• _AIM OF THE EXERCISE_: Drop the pictures from the entries below, then reproduce the rest exactly.
────────────────────
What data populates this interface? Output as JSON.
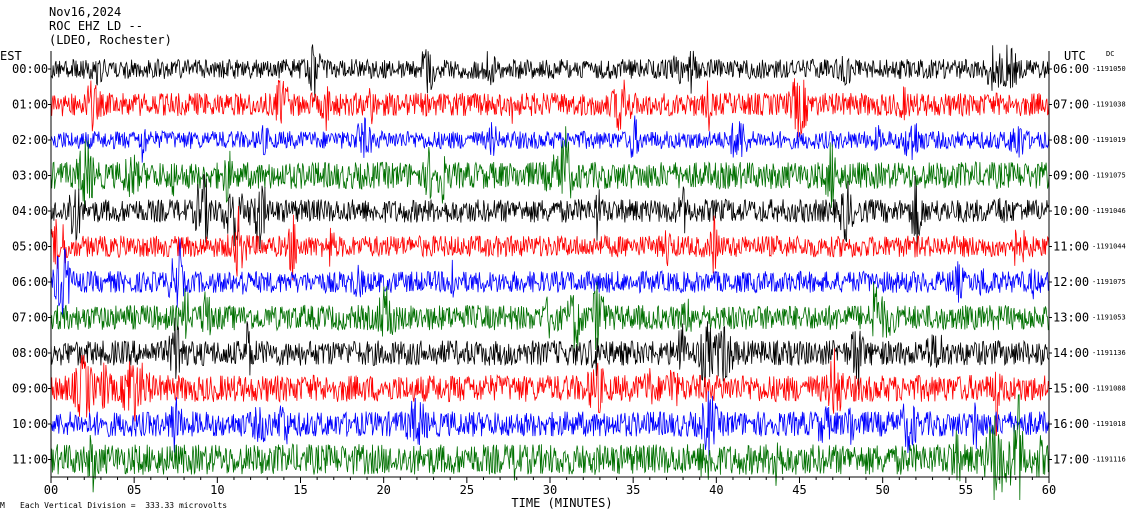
{
  "header": {
    "date": "Nov16,2024",
    "station": "ROC EHZ LD --",
    "network": "(LDEO, Rochester)"
  },
  "left_zone": "EST",
  "right_zone": "UTC",
  "dc_label": "DC",
  "footer": {
    "scale_note": "Each Vertical Division =  333.33 microvolts"
  },
  "chart_data": {
    "type": "line",
    "title": "Nov16,2024",
    "xlabel": "TIME (MINUTES)",
    "ylabel": "",
    "xlim": [
      0,
      60
    ],
    "x_ticks": [
      "00",
      "05",
      "10",
      "15",
      "20",
      "25",
      "30",
      "35",
      "40",
      "45",
      "50",
      "55",
      "60"
    ],
    "trace_colors": [
      "#000000",
      "#ff0000",
      "#0000ff",
      "#007000"
    ],
    "rows": [
      {
        "est": "00:00",
        "utc": "06:00",
        "dc": "-1191050",
        "color": "#000000",
        "amp": 0.55
      },
      {
        "est": "01:00",
        "utc": "07:00",
        "dc": "-1191038",
        "color": "#ff0000",
        "amp": 0.65
      },
      {
        "est": "02:00",
        "utc": "08:00",
        "dc": "-1191019",
        "color": "#0000ff",
        "amp": 0.5
      },
      {
        "est": "03:00",
        "utc": "09:00",
        "dc": "-1191075",
        "color": "#007000",
        "amp": 0.75
      },
      {
        "est": "04:00",
        "utc": "10:00",
        "dc": "-1191046",
        "color": "#000000",
        "amp": 0.65
      },
      {
        "est": "05:00",
        "utc": "11:00",
        "dc": "-1191044",
        "color": "#ff0000",
        "amp": 0.6
      },
      {
        "est": "06:00",
        "utc": "12:00",
        "dc": "-1191075",
        "color": "#0000ff",
        "amp": 0.6
      },
      {
        "est": "07:00",
        "utc": "13:00",
        "dc": "-1191053",
        "color": "#007000",
        "amp": 0.7
      },
      {
        "est": "08:00",
        "utc": "14:00",
        "dc": "-1191136",
        "color": "#000000",
        "amp": 0.7
      },
      {
        "est": "09:00",
        "utc": "15:00",
        "dc": "-1191088",
        "color": "#ff0000",
        "amp": 0.75
      },
      {
        "est": "10:00",
        "utc": "16:00",
        "dc": "-1191018",
        "color": "#0000ff",
        "amp": 0.7
      },
      {
        "est": "11:00",
        "utc": "17:00",
        "dc": "-1191116",
        "color": "#007000",
        "amp": 0.85
      }
    ]
  }
}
────────────────────
• _ANSWER TO THIS EXERCISE_:
What data populates this interface? Output as JSON.
{
  "header": {
    "date": "Nov16,2024",
    "station": "ROC EHZ LD --",
    "network": "(LDEO, Rochester)"
  },
  "left_zone": "EST",
  "right_zone": "UTC",
  "dc_label": "DC",
  "footer": {
    "scale_note": "Each Vertical Division =  333.33 microvolts"
  },
  "chart_data": {
    "type": "line",
    "title": "Nov16,2024",
    "xlabel": "TIME (MINUTES)",
    "ylabel": "",
    "xlim": [
      0,
      60
    ],
    "x_ticks": [
      "00",
      "05",
      "10",
      "15",
      "20",
      "25",
      "30",
      "35",
      "40",
      "45",
      "50",
      "55",
      "60"
    ],
    "trace_colors": [
      "#000000",
      "#ff0000",
      "#0000ff",
      "#007000"
    ],
    "rows": [
      {
        "est": "00:00",
        "utc": "06:00",
        "dc": "-1191050",
        "color": "#000000",
        "amp": 0.55
      },
      {
        "est": "01:00",
        "utc": "07:00",
        "dc": "-1191038",
        "color": "#ff0000",
        "amp": 0.65
      },
      {
        "est": "02:00",
        "utc": "08:00",
        "dc": "-1191019",
        "color": "#0000ff",
        "amp": 0.5
      },
      {
        "est": "03:00",
        "utc": "09:00",
        "dc": "-1191075",
        "color": "#007000",
        "amp": 0.75
      },
      {
        "est": "04:00",
        "utc": "10:00",
        "dc": "-1191046",
        "color": "#000000",
        "amp": 0.65
      },
      {
        "est": "05:00",
        "utc": "11:00",
        "dc": "-1191044",
        "color": "#ff0000",
        "amp": 0.6
      },
      {
        "est": "06:00",
        "utc": "12:00",
        "dc": "-1191075",
        "color": "#0000ff",
        "amp": 0.6
      },
      {
        "est": "07:00",
        "utc": "13:00",
        "dc": "-1191053",
        "color": "#007000",
        "amp": 0.7
      },
      {
        "est": "08:00",
        "utc": "14:00",
        "dc": "-1191136",
        "color": "#000000",
        "amp": 0.7
      },
      {
        "est": "09:00",
        "utc": "15:00",
        "dc": "-1191088",
        "color": "#ff0000",
        "amp": 0.75
      },
      {
        "est": "10:00",
        "utc": "16:00",
        "dc": "-1191018",
        "color": "#0000ff",
        "amp": 0.7
      },
      {
        "est": "11:00",
        "utc": "17:00",
        "dc": "-1191116",
        "color": "#007000",
        "amp": 0.85
      }
    ]
  }
}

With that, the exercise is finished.